Exercise: Pick every line from the data that holds the word "this".
···
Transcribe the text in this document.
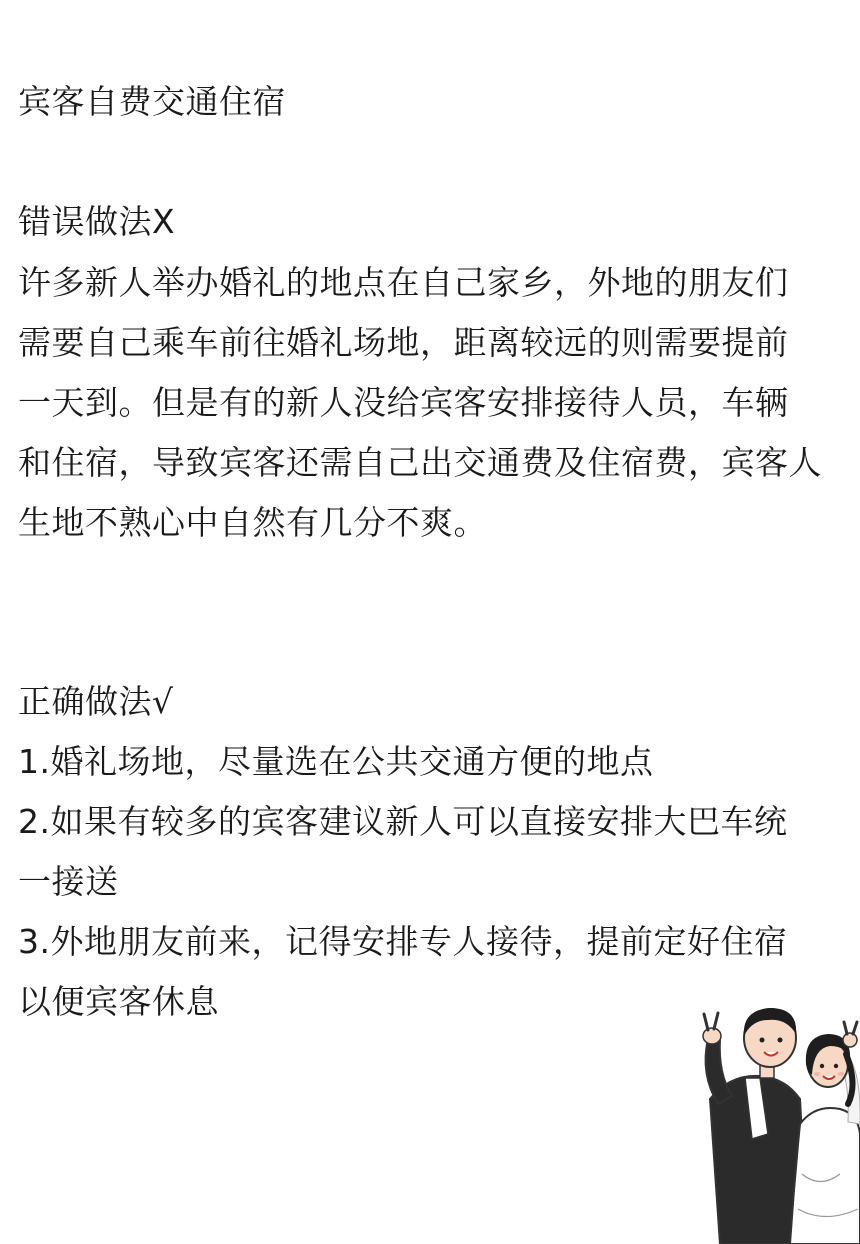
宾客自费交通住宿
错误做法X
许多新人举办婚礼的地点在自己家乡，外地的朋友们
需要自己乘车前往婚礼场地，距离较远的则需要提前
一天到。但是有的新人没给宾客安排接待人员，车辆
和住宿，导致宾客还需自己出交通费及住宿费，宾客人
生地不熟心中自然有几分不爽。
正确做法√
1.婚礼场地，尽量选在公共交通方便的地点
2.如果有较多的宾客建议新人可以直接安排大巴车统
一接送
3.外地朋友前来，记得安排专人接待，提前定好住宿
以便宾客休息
···
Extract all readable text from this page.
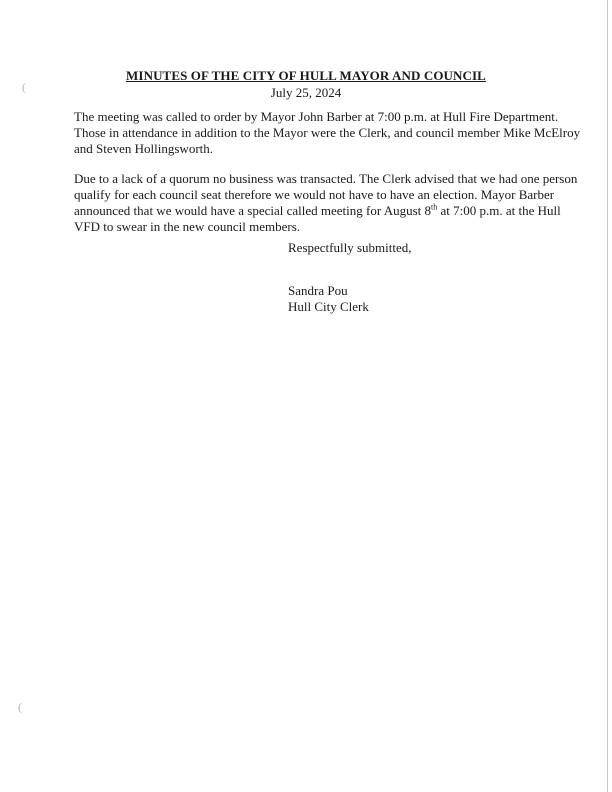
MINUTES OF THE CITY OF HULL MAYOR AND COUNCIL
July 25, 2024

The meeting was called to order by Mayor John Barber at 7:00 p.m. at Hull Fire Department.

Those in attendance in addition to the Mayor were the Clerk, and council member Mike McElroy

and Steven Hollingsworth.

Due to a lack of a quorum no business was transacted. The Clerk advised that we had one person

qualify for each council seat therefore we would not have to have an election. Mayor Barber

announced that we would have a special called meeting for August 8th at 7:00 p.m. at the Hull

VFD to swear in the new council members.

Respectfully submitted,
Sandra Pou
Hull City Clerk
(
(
···
Exercise response:
Transcribe the text in this document.
Extract all readable text from this page.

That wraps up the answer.